• _Task to carry out_
Look below. Copy each line that has "name" in it.

* * * * * * * * *

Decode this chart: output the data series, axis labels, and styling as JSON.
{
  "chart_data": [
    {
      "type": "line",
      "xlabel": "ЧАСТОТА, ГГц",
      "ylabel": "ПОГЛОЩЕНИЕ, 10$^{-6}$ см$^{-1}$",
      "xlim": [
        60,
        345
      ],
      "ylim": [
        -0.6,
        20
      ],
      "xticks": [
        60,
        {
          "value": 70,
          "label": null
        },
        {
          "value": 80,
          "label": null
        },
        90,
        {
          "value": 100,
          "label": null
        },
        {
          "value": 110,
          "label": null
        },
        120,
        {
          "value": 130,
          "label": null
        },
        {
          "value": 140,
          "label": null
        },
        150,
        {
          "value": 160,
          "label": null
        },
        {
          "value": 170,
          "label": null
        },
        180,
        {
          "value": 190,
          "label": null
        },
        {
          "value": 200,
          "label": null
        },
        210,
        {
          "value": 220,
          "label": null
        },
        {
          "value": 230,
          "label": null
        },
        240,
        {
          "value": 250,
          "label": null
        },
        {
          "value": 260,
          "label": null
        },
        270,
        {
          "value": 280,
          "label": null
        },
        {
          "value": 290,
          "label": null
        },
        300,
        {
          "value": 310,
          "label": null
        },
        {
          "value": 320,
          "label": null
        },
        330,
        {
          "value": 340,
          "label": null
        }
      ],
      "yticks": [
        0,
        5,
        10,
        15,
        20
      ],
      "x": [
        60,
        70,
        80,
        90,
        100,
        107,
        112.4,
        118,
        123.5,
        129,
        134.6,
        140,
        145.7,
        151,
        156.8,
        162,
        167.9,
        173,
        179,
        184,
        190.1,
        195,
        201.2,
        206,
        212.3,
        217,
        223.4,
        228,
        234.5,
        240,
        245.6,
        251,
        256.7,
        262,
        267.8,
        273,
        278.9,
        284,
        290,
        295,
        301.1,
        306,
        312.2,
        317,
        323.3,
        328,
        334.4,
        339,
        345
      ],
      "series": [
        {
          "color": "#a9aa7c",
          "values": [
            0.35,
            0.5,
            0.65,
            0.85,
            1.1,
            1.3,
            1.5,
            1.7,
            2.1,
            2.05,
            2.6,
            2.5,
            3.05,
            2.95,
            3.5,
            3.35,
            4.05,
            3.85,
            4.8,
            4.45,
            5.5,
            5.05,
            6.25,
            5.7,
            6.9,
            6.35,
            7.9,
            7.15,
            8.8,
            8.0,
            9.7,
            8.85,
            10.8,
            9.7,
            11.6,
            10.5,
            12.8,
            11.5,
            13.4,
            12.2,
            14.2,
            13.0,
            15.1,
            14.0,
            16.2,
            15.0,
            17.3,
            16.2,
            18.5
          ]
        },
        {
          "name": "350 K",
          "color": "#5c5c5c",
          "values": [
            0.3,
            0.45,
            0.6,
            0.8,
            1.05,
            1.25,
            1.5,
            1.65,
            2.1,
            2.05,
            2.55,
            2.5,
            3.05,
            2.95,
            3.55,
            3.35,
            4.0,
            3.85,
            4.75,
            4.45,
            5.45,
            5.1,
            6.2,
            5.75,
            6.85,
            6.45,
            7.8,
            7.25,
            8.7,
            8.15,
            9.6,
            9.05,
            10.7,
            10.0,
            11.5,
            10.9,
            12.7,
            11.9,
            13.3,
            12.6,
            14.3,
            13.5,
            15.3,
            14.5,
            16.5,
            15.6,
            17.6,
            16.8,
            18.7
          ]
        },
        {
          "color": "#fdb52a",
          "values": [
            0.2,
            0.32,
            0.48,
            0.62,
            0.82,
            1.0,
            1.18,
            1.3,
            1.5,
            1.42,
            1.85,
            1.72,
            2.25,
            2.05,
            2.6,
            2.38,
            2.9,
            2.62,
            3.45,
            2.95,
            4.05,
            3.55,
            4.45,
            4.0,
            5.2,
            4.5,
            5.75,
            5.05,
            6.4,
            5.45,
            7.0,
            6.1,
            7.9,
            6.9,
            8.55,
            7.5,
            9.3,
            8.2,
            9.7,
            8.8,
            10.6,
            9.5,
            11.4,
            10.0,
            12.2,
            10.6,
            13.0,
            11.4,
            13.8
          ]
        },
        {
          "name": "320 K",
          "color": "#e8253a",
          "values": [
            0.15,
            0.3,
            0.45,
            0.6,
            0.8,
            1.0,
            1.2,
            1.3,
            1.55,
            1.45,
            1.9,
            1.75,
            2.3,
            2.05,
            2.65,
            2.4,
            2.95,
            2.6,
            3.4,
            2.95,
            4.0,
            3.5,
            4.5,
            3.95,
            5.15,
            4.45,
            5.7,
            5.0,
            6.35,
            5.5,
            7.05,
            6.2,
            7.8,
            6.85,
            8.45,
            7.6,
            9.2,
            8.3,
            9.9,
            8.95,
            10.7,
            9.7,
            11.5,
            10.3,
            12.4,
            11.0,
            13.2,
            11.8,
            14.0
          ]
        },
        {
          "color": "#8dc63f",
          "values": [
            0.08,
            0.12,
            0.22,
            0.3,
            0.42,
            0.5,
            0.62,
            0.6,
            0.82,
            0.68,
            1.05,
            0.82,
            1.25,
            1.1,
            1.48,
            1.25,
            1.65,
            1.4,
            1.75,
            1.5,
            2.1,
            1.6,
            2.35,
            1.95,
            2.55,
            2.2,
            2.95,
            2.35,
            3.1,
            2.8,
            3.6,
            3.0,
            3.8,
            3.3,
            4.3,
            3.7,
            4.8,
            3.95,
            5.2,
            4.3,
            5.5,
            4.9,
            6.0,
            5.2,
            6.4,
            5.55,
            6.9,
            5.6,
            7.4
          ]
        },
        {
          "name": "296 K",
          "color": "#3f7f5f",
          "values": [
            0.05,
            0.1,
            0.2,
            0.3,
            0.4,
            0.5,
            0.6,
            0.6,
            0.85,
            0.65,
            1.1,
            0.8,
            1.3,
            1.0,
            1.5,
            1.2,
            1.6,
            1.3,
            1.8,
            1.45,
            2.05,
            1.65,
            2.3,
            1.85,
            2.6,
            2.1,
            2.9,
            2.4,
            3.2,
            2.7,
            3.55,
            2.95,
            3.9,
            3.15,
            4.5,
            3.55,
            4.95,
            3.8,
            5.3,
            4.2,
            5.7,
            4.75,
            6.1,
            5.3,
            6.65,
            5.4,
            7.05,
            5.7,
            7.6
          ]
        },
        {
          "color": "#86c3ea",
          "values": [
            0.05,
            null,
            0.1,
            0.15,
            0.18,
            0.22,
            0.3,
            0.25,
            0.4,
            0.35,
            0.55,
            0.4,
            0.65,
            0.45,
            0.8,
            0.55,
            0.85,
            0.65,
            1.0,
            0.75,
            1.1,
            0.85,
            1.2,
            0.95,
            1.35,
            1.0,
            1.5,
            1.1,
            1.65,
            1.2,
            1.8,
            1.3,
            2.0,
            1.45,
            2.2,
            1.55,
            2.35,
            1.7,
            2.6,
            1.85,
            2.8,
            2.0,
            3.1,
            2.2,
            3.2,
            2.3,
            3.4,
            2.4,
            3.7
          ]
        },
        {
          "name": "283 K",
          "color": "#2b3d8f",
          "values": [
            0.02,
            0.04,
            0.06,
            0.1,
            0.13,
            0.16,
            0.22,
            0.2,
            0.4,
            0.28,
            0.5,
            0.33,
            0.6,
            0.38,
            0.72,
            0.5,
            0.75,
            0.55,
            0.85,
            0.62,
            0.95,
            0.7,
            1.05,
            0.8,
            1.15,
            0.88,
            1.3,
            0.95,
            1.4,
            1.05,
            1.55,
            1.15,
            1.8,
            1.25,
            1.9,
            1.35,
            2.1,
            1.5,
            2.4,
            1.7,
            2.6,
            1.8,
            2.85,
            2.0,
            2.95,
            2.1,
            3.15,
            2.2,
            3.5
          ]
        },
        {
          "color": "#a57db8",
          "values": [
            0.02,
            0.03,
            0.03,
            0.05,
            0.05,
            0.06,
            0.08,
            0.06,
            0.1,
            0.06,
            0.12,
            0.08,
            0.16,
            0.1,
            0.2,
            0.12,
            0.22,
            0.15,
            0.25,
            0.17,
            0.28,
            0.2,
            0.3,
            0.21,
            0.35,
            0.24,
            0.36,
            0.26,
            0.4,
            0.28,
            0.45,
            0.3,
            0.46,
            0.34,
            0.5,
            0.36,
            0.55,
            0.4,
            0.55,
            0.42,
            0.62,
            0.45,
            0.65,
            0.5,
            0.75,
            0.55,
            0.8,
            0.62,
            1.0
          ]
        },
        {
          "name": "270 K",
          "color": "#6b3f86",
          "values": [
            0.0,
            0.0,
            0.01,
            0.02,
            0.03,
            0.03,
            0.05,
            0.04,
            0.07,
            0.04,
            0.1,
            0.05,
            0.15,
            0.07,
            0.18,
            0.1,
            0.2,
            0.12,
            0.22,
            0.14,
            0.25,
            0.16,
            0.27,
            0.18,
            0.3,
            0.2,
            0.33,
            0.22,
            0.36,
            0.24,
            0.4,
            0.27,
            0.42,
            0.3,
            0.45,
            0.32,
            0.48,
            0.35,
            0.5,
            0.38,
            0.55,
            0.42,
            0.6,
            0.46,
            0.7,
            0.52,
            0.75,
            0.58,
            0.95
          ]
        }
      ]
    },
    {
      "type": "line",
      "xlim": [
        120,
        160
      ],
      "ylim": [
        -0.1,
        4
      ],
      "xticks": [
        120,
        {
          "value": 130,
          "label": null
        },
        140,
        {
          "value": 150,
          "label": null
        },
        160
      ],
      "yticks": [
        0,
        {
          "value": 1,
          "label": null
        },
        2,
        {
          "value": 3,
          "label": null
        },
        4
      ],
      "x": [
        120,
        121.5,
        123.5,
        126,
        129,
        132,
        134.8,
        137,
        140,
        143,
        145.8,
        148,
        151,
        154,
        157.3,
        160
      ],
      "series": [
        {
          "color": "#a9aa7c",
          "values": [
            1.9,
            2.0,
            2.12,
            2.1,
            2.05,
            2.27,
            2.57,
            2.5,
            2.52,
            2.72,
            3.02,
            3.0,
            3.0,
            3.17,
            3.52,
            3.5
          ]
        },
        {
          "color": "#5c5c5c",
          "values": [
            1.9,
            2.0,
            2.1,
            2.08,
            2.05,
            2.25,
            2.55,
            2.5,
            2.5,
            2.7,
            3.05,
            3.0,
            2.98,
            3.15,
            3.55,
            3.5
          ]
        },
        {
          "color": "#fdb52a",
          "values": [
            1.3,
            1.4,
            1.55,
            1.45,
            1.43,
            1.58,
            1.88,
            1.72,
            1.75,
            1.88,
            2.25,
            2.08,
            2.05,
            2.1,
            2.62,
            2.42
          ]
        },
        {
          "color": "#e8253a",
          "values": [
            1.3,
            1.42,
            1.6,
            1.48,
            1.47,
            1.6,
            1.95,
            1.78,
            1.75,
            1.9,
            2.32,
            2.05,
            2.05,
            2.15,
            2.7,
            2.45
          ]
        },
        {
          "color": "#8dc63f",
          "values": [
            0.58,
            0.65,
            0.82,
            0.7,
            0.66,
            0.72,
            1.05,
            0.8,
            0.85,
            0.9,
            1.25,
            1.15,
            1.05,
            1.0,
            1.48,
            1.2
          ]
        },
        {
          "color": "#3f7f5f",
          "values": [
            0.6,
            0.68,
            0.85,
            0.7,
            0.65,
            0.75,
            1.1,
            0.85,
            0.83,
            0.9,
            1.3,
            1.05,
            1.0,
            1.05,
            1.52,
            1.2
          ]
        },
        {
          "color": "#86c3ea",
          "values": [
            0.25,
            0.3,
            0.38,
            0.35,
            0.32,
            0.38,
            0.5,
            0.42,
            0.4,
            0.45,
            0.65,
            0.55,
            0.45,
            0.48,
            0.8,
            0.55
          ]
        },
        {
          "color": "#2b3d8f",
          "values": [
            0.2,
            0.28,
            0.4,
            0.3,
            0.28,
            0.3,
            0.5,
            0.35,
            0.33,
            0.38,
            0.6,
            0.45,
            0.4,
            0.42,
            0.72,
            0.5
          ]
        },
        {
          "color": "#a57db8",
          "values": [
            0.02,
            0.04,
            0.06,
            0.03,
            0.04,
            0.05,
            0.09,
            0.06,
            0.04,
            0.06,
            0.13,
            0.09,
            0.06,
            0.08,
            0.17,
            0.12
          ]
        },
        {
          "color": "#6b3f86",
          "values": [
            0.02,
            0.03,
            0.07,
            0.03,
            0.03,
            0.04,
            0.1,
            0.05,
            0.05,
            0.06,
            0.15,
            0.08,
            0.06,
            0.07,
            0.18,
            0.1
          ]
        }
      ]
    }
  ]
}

* * * * * * * * *

• _Written solution_
          "name": "350 K",
          "name": "320 K",
          "name": "296 K",
          "name": "283 K",
          "name": "270 K",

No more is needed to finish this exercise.